[START DATASET EXCERPTS]
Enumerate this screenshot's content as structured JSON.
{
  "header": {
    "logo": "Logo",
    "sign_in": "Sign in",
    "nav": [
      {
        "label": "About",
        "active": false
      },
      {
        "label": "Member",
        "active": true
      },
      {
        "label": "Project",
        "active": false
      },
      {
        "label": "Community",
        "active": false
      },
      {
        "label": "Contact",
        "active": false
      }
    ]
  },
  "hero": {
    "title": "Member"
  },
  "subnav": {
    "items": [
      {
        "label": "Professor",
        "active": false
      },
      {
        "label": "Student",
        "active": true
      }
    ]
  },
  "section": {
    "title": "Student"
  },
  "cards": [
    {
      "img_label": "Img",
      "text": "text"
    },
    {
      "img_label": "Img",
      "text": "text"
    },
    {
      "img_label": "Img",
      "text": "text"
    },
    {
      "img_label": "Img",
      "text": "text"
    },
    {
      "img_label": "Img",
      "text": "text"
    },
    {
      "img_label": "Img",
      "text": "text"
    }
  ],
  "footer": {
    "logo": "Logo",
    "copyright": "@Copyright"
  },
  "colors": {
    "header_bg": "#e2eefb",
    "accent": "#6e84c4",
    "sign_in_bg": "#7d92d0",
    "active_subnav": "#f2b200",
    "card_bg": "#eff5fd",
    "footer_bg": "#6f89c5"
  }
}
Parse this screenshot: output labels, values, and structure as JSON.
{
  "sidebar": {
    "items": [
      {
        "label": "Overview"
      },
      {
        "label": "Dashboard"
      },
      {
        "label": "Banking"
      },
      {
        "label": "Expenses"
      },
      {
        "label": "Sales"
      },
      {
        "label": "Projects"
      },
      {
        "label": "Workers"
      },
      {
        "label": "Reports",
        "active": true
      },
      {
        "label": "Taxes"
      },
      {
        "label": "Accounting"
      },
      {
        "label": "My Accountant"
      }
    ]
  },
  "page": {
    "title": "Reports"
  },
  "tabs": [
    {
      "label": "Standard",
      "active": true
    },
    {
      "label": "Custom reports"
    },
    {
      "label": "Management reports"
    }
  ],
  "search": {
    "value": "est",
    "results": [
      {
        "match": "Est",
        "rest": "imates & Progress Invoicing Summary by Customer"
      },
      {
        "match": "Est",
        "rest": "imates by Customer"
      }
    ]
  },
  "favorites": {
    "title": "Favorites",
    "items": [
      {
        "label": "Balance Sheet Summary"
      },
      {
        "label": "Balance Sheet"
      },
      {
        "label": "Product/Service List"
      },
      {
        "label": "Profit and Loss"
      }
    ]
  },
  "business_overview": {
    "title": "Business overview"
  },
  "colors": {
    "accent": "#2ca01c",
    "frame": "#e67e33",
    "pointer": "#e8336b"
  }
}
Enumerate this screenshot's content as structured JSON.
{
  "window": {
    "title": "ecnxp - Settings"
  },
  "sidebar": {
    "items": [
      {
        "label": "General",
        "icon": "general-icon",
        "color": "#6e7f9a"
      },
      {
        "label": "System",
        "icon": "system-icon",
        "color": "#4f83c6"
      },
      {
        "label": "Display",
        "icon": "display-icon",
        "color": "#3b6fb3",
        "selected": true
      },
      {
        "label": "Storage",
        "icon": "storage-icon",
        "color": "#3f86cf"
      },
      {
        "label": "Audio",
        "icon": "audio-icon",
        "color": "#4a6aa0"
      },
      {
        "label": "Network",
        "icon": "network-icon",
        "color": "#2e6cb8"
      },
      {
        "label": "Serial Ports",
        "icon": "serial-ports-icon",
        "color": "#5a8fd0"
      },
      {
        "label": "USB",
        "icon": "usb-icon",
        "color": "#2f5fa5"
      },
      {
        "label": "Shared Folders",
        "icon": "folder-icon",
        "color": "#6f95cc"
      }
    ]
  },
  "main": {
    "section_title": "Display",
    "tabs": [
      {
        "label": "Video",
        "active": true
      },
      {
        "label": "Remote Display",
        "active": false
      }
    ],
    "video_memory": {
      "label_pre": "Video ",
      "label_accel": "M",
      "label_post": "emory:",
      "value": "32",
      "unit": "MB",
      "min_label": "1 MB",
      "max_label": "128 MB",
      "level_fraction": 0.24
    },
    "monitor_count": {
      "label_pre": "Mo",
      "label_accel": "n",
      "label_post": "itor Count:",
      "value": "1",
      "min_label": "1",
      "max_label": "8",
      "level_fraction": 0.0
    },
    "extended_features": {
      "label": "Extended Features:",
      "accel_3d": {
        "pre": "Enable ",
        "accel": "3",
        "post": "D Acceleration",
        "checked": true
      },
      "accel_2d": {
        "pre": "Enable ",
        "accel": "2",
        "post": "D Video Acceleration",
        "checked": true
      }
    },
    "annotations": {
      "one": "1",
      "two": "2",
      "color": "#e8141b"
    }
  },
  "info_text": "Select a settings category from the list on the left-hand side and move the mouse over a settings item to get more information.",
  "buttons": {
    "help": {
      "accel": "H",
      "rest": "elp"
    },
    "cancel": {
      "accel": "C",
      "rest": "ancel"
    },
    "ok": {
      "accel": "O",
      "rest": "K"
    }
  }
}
[END DATASET EXCERPTS]
→ WRITTEN PROBLEM: All the data must be duplicated exactly, with nothing added or removed.

→ EXERCISE RESPONSE:
Enumerate this screenshot's content as structured JSON.
{
  "header": {
    "logo": "Logo",
    "sign_in": "Sign in",
    "nav": [
      {
        "label": "About",
        "active": false
      },
      {
        "label": "Member",
        "active": true
      },
      {
        "label": "Project",
        "active": false
      },
      {
        "label": "Community",
        "active": false
      },
      {
        "label": "Contact",
        "active": false
      }
    ]
  },
  "hero": {
    "title": "Member"
  },
  "subnav": {
    "items": [
      {
        "label": "Professor",
        "active": false
      },
      {
        "label": "Student",
        "active": true
      }
    ]
  },
  "section": {
    "title": "Student"
  },
  "cards": [
    {
      "img_label": "Img",
      "text": "text"
    },
    {
      "img_label": "Img",
      "text": "text"
    },
    {
      "img_label": "Img",
      "text": "text"
    },
    {
      "img_label": "Img",
      "text": "text"
    },
    {
      "img_label": "Img",
      "text": "text"
    },
    {
      "img_label": "Img",
      "text": "text"
    }
  ],
  "footer": {
    "logo": "Logo",
    "copyright": "@Copyright"
  },
  "colors": {
    "header_bg": "#e2eefb",
    "accent": "#6e84c4",
    "sign_in_bg": "#7d92d0",
    "active_subnav": "#f2b200",
    "card_bg": "#eff5fd",
    "footer_bg": "#6f89c5"
  }
}
Parse this screenshot: output labels, values, and structure as JSON.
{
  "sidebar": {
    "items": [
      {
        "label": "Overview"
      },
      {
        "label": "Dashboard"
      },
      {
        "label": "Banking"
      },
      {
        "label": "Expenses"
      },
      {
        "label": "Sales"
      },
      {
        "label": "Projects"
      },
      {
        "label": "Workers"
      },
      {
        "label": "Reports",
        "active": true
      },
      {
        "label": "Taxes"
      },
      {
        "label": "Accounting"
      },
      {
        "label": "My Accountant"
      }
    ]
  },
  "page": {
    "title": "Reports"
  },
  "tabs": [
    {
      "label": "Standard",
      "active": true
    },
    {
      "label": "Custom reports"
    },
    {
      "label": "Management reports"
    }
  ],
  "search": {
    "value": "est",
    "results": [
      {
        "match": "Est",
        "rest": "imates & Progress Invoicing Summary by Customer"
      },
      {
        "match": "Est",
        "rest": "imates by Customer"
      }
    ]
  },
  "favorites": {
    "title": "Favorites",
    "items": [
      {
        "label": "Balance Sheet Summary"
      },
      {
        "label": "Balance Sheet"
      },
      {
        "label": "Product/Service List"
      },
      {
        "label": "Profit and Loss"
      }
    ]
  },
  "business_overview": {
    "title": "Business overview"
  },
  "colors": {
    "accent": "#2ca01c",
    "frame": "#e67e33",
    "pointer": "#e8336b"
  }
}
Enumerate this screenshot's content as structured JSON.
{
  "window": {
    "title": "ecnxp - Settings"
  },
  "sidebar": {
    "items": [
      {
        "label": "General",
        "icon": "general-icon",
        "color": "#6e7f9a"
      },
      {
        "label": "System",
        "icon": "system-icon",
        "color": "#4f83c6"
      },
      {
        "label": "Display",
        "icon": "display-icon",
        "color": "#3b6fb3",
        "selected": true
      },
      {
        "label": "Storage",
        "icon": "storage-icon",
        "color": "#3f86cf"
      },
      {
        "label": "Audio",
        "icon": "audio-icon",
        "color": "#4a6aa0"
      },
      {
        "label": "Network",
        "icon": "network-icon",
        "color": "#2e6cb8"
      },
      {
        "label": "Serial Ports",
        "icon": "serial-ports-icon",
        "color": "#5a8fd0"
      },
      {
        "label": "USB",
        "icon": "usb-icon",
        "color": "#2f5fa5"
      },
      {
        "label": "Shared Folders",
        "icon": "folder-icon",
        "color": "#6f95cc"
      }
    ]
  },
  "main": {
    "section_title": "Display",
    "tabs": [
      {
        "label": "Video",
        "active": true
      },
      {
        "label": "Remote Display",
        "active": false
      }
    ],
    "video_memory": {
      "label_pre": "Video ",
      "label_accel": "M",
      "label_post": "emory:",
      "value": "32",
      "unit": "MB",
      "min_label": "1 MB",
      "max_label": "128 MB",
      "level_fraction": 0.24
    },
    "monitor_count": {
      "label_pre": "Mo",
      "label_accel": "n",
      "label_post": "itor Count:",
      "value": "1",
      "min_label": "1",
      "max_label": "8",
      "level_fraction": 0.0
    },
    "extended_features": {
      "label": "Extended Features:",
      "accel_3d": {
        "pre": "Enable ",
        "accel": "3",
        "post": "D Acceleration",
        "checked": true
      },
      "accel_2d": {
        "pre": "Enable ",
        "accel": "2",
        "post": "D Video Acceleration",
        "checked": true
      }
    },
    "annotations": {
      "one": "1",
      "two": "2",
      "color": "#e8141b"
    }
  },
  "info_text": "Select a settings category from the list on the left-hand side and move the mouse over a settings item to get more information.",
  "buttons": {
    "help": {
      "accel": "H",
      "rest": "elp"
    },
    "cancel": {
      "accel": "C",
      "rest": "ancel"
    },
    "ok": {
      "accel": "O",
      "rest": "K"
    }
  }
}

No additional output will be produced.